-- BEGIN MATERIAL PROVIDED --
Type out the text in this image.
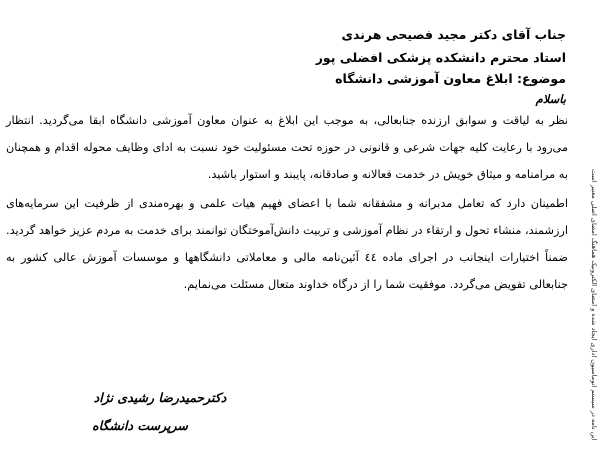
جناب آقای دکتر مجید فصیحی هرندی

استاد محترم دانشکده پزشکی افضلی پور

موضوع: ابلاغ معاون آموزشی دانشگاه

باسلام

نظر به لیاقت و سوابق ارزنده جنابعالی، به موجب این ابلاغ به عنوان معاون آموزشی دانشگاه ابقا می‌گردید. انتظار می‌رود با رعایت کلیه جهات شرعی و قانونی در حوزه تحت مسئولیت خود نسبت به ادای وظایف محوله اقدام و همچنان به مرامنامه و میثاق خویش در خدمت فعالانه و صادقانه، پایبند و استوار باشید.

اطمینان دارد که تعامل مدبرانه و مشفقانه شما با اعضای فهیم هیات علمی و بهره‌مندی از ظرفیت این سرمایه‌های ارزشمند، منشاء تحول و ارتقاء در نظام آموزشی و تربیت دانش‌آموختگان توانمند برای خدمت به مردم عزیز خواهد گردید. ضمناً اختیارات اینجانب در اجرای ماده ٤٤ آئین‌نامه مالی و معاملاتی دانشگاهها و موسسات آموزش عالی کشور به جنابعالی تفویض می‌گردد. موفقیت شما را از درگاه خداوند متعال مسئلت می‌نمایم.

دکترحمیدرضا رشیدی نژاد

سرپرست دانشگاه	این نامه در سیستم اتوماسیون اداری ایجاد شده و امضای الکترونیک هماهنگ امضای اصلی معتبر است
-- END MATERIAL PROVIDED --
* [SHORT TASK]: Make an exact copy of all entries above, dropping the images.

* [SOLUTION FOR THIS PROBLEM]:
Type out the text in this image.
جناب آقای دکتر مجید فصیحی هرندی

استاد محترم دانشکده پزشکی افضلی پور

موضوع: ابلاغ معاون آموزشی دانشگاه

باسلام

نظر به لیاقت و سوابق ارزنده جنابعالی، به موجب این ابلاغ به عنوان معاون آموزشی دانشگاه ابقا می‌گردید. انتظار می‌رود با رعایت کلیه جهات شرعی و قانونی در حوزه تحت مسئولیت خود نسبت به ادای وظایف محوله اقدام و همچنان به مرامنامه و میثاق خویش در خدمت فعالانه و صادقانه، پایبند و استوار باشید.

اطمینان دارد که تعامل مدبرانه و مشفقانه شما با اعضای فهیم هیات علمی و بهره‌مندی از ظرفیت این سرمایه‌های ارزشمند، منشاء تحول و ارتقاء در نظام آموزشی و تربیت دانش‌آموختگان توانمند برای خدمت به مردم عزیز خواهد گردید. ضمناً اختیارات اینجانب در اجرای ماده ٤٤ آئین‌نامه مالی و معاملاتی دانشگاهها و موسسات آموزش عالی کشور به جنابعالی تفویض می‌گردد. موفقیت شما را از درگاه خداوند متعال مسئلت می‌نمایم.

دکترحمیدرضا رشیدی نژاد

سرپرست دانشگاه	این نامه در سیستم اتوماسیون اداری ایجاد شده و امضای الکترونیک هماهنگ امضای اصلی معتبر است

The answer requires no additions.